> [ASSIGNED TASK]: Please find all lines containing "media" in the listing below and copy them.

#### RECORDS FOR THE EXERCISE ####

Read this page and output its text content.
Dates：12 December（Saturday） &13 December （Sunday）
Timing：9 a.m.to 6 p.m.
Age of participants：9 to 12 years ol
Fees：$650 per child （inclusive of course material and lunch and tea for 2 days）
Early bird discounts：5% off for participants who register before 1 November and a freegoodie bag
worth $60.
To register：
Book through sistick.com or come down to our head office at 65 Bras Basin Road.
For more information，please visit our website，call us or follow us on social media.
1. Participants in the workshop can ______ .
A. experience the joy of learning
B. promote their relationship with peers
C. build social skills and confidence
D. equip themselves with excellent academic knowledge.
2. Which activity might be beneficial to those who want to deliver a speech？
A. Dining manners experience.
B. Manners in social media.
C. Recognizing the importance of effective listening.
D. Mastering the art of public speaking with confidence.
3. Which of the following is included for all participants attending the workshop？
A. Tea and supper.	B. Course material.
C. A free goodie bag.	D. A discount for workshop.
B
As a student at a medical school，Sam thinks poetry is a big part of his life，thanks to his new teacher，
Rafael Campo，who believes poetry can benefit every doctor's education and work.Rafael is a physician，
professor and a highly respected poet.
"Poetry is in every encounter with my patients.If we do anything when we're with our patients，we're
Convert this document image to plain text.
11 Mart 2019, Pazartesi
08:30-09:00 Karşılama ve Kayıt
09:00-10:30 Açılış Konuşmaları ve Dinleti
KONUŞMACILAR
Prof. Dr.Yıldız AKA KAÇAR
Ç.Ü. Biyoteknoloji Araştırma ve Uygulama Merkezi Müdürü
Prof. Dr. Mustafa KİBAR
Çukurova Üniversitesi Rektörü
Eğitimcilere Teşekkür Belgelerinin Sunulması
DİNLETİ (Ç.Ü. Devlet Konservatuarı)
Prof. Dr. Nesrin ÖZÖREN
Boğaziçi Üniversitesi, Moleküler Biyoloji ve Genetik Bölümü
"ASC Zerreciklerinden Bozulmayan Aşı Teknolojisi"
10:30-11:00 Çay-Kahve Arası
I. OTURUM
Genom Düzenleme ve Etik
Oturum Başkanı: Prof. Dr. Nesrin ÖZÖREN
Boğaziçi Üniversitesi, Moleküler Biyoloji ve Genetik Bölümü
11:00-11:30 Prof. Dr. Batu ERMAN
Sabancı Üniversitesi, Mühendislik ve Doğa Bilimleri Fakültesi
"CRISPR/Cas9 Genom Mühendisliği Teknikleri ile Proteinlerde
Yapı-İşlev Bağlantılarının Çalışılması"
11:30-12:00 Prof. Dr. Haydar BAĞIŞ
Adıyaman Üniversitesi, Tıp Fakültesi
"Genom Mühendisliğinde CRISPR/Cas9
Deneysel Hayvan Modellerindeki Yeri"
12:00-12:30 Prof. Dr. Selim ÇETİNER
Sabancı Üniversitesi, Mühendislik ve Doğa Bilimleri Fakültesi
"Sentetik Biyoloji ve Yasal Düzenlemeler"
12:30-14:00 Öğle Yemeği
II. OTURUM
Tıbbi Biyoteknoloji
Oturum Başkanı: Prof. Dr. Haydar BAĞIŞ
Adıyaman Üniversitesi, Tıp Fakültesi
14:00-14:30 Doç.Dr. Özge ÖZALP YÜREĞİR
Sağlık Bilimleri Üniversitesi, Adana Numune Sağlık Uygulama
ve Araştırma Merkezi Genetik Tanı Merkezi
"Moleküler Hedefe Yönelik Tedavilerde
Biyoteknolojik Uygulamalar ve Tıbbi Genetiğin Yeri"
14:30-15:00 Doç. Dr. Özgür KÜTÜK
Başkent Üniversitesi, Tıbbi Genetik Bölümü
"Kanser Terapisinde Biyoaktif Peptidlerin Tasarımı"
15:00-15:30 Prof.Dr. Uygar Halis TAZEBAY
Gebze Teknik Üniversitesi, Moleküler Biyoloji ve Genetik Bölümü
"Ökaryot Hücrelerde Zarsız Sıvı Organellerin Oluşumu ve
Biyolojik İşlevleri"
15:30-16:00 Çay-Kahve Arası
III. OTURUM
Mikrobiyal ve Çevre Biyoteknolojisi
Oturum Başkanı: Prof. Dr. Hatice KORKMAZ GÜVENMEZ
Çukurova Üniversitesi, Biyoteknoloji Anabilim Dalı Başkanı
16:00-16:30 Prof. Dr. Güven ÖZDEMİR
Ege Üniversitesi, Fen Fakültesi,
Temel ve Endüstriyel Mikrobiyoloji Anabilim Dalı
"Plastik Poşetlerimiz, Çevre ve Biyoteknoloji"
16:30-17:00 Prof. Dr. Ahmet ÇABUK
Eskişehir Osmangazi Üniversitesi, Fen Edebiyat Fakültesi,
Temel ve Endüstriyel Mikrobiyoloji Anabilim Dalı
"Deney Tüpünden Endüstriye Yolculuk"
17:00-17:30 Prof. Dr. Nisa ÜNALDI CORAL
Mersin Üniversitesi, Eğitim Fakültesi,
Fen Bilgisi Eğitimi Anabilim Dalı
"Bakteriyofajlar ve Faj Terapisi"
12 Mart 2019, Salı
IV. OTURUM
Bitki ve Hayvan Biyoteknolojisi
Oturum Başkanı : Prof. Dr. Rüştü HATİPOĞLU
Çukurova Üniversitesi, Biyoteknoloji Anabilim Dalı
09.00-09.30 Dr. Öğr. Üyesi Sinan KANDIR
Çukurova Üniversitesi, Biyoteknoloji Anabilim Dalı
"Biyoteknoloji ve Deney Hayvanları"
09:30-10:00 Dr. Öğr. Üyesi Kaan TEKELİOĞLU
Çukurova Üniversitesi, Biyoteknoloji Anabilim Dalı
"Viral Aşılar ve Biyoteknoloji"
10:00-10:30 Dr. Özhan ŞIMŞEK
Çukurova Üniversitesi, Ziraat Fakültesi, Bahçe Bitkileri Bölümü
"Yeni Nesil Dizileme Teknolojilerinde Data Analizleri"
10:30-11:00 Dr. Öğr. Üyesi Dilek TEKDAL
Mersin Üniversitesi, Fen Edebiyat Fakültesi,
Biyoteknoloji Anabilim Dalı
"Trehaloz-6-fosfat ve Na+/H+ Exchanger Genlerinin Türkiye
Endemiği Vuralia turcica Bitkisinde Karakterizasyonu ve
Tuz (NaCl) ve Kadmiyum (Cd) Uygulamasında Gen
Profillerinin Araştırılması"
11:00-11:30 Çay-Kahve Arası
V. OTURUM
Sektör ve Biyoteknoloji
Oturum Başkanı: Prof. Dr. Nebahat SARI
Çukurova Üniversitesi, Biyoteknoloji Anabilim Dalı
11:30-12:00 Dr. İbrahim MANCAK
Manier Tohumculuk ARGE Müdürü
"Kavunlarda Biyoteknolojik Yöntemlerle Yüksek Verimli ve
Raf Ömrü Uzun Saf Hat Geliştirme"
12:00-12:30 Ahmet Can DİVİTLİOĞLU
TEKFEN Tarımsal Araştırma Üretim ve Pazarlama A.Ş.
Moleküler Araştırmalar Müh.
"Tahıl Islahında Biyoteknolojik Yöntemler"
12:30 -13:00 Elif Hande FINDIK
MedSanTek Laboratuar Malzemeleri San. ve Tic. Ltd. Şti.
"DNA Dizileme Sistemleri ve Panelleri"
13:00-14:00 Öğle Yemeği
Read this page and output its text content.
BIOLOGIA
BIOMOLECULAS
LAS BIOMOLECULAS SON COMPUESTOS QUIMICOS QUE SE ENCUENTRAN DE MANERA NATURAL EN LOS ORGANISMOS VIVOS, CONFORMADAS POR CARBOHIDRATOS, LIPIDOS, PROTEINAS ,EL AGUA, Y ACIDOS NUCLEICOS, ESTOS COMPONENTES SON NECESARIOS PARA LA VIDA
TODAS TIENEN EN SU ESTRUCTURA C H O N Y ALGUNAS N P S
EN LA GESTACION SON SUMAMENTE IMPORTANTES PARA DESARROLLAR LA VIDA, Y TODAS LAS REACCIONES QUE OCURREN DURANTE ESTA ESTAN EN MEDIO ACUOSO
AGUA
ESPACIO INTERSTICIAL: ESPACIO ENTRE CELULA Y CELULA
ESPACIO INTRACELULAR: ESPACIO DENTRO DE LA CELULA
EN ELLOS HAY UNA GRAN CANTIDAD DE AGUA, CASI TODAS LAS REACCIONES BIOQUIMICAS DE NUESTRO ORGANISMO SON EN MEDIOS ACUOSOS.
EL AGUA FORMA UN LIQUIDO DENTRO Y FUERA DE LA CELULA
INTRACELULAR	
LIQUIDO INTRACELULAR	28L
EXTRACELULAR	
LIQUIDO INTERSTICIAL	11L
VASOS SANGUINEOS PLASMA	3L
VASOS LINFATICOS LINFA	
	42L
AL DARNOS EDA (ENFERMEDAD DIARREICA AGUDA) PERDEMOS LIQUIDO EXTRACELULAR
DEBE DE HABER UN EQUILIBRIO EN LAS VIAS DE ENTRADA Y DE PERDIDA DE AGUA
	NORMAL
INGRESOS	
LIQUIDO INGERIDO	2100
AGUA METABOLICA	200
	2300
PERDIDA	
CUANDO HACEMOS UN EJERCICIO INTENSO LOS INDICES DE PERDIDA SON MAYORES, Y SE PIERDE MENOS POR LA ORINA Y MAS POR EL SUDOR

####

> [EXERCISE ANSWER]:
For more information，please visit our website，call us or follow us on social media.
B. Manners in social media.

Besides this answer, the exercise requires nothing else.